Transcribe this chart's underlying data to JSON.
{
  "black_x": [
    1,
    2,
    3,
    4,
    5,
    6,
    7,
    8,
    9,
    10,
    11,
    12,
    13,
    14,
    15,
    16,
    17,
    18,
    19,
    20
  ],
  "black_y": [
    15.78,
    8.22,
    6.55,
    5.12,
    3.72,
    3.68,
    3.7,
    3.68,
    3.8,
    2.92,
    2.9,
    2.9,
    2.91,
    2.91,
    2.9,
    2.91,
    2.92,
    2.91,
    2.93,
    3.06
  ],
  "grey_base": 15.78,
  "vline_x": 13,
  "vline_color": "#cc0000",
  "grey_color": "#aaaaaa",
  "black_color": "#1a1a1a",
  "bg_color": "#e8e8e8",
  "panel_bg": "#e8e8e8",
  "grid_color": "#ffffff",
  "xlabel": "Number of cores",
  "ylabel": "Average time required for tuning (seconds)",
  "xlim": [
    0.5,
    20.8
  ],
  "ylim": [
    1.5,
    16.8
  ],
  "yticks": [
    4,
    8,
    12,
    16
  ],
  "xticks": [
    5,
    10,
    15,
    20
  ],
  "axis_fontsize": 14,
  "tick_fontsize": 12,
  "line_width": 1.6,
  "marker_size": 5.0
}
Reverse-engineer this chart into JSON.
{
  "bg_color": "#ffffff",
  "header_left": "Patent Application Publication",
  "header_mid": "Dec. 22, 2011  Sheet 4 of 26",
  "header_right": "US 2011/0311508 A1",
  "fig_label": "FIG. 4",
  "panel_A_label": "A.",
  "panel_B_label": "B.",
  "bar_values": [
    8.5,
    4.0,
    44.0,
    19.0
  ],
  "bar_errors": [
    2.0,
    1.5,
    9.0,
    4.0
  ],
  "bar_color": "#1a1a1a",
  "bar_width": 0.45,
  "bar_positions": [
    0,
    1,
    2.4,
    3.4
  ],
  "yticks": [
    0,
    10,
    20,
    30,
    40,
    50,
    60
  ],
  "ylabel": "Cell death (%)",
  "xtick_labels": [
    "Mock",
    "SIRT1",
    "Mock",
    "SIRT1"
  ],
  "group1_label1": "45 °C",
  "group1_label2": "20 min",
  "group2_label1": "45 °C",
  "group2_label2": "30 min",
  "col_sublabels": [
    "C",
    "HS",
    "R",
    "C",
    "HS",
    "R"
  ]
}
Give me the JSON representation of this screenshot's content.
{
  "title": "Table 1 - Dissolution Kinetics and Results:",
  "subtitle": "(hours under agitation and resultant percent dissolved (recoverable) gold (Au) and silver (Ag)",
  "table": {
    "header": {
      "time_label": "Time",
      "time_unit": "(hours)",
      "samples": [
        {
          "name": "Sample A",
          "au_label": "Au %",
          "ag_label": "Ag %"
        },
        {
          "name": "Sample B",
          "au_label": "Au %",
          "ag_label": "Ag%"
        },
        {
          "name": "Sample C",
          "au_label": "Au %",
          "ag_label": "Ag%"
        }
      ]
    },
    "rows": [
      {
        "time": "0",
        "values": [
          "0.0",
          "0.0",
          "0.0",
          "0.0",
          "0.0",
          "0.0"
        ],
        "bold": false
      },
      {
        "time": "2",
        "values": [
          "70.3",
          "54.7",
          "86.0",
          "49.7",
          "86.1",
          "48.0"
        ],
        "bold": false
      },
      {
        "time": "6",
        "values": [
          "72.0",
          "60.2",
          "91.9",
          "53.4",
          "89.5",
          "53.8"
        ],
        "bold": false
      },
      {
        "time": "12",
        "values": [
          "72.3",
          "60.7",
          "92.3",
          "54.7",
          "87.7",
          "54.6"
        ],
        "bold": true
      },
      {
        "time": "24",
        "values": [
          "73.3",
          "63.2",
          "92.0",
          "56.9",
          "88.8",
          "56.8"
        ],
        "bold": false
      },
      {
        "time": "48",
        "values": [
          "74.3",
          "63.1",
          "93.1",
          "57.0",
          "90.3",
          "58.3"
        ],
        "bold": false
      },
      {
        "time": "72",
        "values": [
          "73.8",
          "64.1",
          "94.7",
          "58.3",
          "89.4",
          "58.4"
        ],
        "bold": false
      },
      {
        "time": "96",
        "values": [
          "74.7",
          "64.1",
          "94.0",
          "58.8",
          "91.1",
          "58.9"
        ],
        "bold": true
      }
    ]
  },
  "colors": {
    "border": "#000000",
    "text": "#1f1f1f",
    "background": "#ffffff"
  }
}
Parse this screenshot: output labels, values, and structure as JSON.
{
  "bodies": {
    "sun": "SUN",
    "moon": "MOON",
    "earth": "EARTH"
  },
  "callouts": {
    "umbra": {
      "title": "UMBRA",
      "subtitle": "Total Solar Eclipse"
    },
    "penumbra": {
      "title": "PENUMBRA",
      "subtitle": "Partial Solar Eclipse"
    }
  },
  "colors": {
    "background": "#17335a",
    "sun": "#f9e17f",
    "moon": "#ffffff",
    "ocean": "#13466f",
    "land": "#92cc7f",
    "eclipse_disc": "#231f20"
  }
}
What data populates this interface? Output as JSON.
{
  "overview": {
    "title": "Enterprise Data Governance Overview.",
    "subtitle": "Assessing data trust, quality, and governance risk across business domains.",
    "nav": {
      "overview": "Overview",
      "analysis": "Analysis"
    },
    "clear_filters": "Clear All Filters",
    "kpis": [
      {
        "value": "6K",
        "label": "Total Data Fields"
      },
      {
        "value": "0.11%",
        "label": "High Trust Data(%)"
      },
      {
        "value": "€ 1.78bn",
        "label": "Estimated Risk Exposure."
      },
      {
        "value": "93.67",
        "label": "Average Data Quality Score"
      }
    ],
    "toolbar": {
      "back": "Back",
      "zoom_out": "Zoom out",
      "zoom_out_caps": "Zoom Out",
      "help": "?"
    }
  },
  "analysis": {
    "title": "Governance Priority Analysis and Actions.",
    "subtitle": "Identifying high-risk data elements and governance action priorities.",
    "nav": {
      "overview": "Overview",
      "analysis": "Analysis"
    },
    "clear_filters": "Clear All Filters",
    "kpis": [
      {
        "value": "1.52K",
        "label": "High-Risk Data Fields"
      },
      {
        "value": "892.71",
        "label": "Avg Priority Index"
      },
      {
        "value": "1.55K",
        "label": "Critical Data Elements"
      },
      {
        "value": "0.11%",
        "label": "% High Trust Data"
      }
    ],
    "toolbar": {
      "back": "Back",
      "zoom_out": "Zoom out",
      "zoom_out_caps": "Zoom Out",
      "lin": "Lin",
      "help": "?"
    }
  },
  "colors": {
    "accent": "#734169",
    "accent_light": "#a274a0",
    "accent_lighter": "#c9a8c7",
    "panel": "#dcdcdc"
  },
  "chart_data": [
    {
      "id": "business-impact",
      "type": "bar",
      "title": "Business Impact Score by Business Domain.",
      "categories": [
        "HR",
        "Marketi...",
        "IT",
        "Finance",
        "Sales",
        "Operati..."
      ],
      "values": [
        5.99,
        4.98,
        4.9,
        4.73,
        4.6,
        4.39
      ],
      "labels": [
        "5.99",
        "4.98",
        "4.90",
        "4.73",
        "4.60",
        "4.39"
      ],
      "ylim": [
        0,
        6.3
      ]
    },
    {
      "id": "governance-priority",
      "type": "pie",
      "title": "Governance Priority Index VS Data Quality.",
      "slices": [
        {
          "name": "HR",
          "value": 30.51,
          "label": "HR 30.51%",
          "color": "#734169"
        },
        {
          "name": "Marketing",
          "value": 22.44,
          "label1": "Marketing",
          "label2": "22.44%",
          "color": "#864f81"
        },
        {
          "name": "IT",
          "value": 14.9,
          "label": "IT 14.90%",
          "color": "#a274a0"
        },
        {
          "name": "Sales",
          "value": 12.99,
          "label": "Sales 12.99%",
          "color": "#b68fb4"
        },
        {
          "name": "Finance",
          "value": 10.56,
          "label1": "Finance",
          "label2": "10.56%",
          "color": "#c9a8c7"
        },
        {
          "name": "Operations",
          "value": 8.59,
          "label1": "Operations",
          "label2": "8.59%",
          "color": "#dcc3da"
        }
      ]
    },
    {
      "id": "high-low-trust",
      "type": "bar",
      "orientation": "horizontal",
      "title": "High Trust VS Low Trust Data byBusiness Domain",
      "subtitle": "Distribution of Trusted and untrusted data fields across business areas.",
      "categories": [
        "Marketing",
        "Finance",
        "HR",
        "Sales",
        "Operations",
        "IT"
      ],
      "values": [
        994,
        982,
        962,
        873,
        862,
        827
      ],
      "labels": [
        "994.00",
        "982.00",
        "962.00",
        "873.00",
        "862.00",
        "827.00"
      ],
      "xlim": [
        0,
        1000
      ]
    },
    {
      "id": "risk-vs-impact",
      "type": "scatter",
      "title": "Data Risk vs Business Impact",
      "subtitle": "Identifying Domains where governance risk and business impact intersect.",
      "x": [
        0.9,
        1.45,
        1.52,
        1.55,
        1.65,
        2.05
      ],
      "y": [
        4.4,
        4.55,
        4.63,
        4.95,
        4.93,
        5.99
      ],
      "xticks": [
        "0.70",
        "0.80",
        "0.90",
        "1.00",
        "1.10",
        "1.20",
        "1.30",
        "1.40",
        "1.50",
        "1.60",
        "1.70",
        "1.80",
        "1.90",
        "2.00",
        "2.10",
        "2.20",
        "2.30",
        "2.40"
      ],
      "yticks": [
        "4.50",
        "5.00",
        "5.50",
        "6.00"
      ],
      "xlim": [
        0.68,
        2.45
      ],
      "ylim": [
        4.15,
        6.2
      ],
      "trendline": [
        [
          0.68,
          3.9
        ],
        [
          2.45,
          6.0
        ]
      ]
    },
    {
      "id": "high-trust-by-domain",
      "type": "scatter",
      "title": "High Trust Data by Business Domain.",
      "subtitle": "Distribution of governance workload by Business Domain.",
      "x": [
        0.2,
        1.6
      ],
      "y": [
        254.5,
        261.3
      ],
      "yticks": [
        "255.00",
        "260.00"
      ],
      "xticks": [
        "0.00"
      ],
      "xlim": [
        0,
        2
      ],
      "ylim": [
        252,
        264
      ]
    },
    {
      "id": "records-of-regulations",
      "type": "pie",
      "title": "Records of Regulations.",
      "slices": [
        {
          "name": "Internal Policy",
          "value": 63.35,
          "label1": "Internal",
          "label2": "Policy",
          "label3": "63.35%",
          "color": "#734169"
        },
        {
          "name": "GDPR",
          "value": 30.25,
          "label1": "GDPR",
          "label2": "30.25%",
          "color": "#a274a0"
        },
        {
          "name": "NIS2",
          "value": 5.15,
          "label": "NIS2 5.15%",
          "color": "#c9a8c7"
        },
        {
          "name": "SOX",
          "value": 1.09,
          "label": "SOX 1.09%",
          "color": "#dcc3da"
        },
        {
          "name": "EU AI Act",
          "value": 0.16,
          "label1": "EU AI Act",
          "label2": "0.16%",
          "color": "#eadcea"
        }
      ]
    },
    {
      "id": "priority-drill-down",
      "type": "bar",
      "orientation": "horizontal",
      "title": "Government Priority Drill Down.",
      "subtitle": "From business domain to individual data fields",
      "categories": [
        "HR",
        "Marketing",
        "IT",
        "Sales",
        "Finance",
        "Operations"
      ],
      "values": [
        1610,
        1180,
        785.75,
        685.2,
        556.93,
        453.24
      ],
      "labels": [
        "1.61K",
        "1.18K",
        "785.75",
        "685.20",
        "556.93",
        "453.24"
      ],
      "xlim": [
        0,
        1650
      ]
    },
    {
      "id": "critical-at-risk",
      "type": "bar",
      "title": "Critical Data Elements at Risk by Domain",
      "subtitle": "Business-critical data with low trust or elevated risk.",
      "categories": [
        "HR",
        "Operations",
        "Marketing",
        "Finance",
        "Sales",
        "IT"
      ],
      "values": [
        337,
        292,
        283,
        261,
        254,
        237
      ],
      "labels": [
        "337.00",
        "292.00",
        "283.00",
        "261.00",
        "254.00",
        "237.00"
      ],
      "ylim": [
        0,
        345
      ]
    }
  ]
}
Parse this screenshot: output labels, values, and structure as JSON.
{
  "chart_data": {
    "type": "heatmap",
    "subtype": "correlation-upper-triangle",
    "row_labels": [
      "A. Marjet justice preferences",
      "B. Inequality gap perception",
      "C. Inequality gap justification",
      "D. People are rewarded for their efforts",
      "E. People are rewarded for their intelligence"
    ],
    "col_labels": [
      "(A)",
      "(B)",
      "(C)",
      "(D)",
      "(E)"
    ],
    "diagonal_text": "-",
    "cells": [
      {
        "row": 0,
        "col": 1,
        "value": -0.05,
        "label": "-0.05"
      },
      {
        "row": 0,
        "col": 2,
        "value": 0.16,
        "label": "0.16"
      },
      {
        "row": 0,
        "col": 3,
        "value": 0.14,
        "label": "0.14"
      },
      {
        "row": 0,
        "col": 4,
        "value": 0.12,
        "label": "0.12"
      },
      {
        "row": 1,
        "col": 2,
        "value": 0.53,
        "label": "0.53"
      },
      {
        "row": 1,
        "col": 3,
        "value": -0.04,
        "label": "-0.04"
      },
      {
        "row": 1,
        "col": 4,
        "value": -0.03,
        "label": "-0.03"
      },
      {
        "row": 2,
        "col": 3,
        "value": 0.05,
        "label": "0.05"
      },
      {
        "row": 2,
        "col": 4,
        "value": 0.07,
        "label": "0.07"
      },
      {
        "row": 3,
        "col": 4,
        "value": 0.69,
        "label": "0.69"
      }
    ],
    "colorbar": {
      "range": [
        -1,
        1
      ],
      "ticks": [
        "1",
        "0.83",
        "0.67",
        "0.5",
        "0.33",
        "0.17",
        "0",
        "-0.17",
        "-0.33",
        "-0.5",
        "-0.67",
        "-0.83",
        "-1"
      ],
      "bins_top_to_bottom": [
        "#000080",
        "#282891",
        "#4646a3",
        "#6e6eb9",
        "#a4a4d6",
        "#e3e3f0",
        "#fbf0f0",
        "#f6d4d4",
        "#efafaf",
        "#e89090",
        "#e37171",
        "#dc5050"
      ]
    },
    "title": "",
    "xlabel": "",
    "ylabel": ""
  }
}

WORK REQUIRED: Return every line above in which the string "Policy" occurs.

RESPONSE:
          "name": "Internal Policy",
          "label2": "Policy",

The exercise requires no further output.